▶ [DATA LISTING]
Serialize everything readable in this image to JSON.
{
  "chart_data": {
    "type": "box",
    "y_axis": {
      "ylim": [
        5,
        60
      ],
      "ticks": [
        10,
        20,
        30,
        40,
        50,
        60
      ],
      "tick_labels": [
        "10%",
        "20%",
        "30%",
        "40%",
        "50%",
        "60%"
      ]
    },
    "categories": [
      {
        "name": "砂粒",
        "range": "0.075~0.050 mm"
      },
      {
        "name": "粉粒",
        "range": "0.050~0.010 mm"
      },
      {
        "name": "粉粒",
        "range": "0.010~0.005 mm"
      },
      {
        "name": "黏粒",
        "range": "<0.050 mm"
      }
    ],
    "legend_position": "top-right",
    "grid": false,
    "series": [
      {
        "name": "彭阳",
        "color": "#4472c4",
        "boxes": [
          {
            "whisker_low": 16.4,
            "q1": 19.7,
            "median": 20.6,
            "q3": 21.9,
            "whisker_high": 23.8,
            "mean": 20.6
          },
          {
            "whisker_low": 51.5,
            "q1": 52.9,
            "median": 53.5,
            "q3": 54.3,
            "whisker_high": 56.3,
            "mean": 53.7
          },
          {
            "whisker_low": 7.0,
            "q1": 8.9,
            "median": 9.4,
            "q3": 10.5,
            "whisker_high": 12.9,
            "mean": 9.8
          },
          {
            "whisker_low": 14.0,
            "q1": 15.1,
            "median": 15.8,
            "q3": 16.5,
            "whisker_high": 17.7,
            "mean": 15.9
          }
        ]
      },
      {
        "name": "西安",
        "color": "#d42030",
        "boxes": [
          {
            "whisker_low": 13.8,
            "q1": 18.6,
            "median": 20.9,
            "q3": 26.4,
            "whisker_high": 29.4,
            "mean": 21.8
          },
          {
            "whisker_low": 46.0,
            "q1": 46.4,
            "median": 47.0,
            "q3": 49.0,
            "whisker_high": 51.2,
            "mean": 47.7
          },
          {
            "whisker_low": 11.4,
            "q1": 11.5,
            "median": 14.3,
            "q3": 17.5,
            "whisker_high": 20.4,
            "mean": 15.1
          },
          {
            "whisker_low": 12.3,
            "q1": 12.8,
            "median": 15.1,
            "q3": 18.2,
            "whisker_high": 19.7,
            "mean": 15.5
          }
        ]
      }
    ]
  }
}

▶ [EXERCISE DESCRIPTION] Write out the entire listing exactly.

▶ [EXERCISE RESULT]
Serialize everything readable in this image to JSON.
{
  "chart_data": {
    "type": "box",
    "y_axis": {
      "ylim": [
        5,
        60
      ],
      "ticks": [
        10,
        20,
        30,
        40,
        50,
        60
      ],
      "tick_labels": [
        "10%",
        "20%",
        "30%",
        "40%",
        "50%",
        "60%"
      ]
    },
    "categories": [
      {
        "name": "砂粒",
        "range": "0.075~0.050 mm"
      },
      {
        "name": "粉粒",
        "range": "0.050~0.010 mm"
      },
      {
        "name": "粉粒",
        "range": "0.010~0.005 mm"
      },
      {
        "name": "黏粒",
        "range": "<0.050 mm"
      }
    ],
    "legend_position": "top-right",
    "grid": false,
    "series": [
      {
        "name": "彭阳",
        "color": "#4472c4",
        "boxes": [
          {
            "whisker_low": 16.4,
            "q1": 19.7,
            "median": 20.6,
            "q3": 21.9,
            "whisker_high": 23.8,
            "mean": 20.6
          },
          {
            "whisker_low": 51.5,
            "q1": 52.9,
            "median": 53.5,
            "q3": 54.3,
            "whisker_high": 56.3,
            "mean": 53.7
          },
          {
            "whisker_low": 7.0,
            "q1": 8.9,
            "median": 9.4,
            "q3": 10.5,
            "whisker_high": 12.9,
            "mean": 9.8
          },
          {
            "whisker_low": 14.0,
            "q1": 15.1,
            "median": 15.8,
            "q3": 16.5,
            "whisker_high": 17.7,
            "mean": 15.9
          }
        ]
      },
      {
        "name": "西安",
        "color": "#d42030",
        "boxes": [
          {
            "whisker_low": 13.8,
            "q1": 18.6,
            "median": 20.9,
            "q3": 26.4,
            "whisker_high": 29.4,
            "mean": 21.8
          },
          {
            "whisker_low": 46.0,
            "q1": 46.4,
            "median": 47.0,
            "q3": 49.0,
            "whisker_high": 51.2,
            "mean": 47.7
          },
          {
            "whisker_low": 11.4,
            "q1": 11.5,
            "median": 14.3,
            "q3": 17.5,
            "whisker_high": 20.4,
            "mean": 15.1
          },
          {
            "whisker_low": 12.3,
            "q1": 12.8,
            "median": 15.1,
            "q3": 18.2,
            "whisker_high": 19.7,
            "mean": 15.5
          }
        ]
      }
    ]
  }
}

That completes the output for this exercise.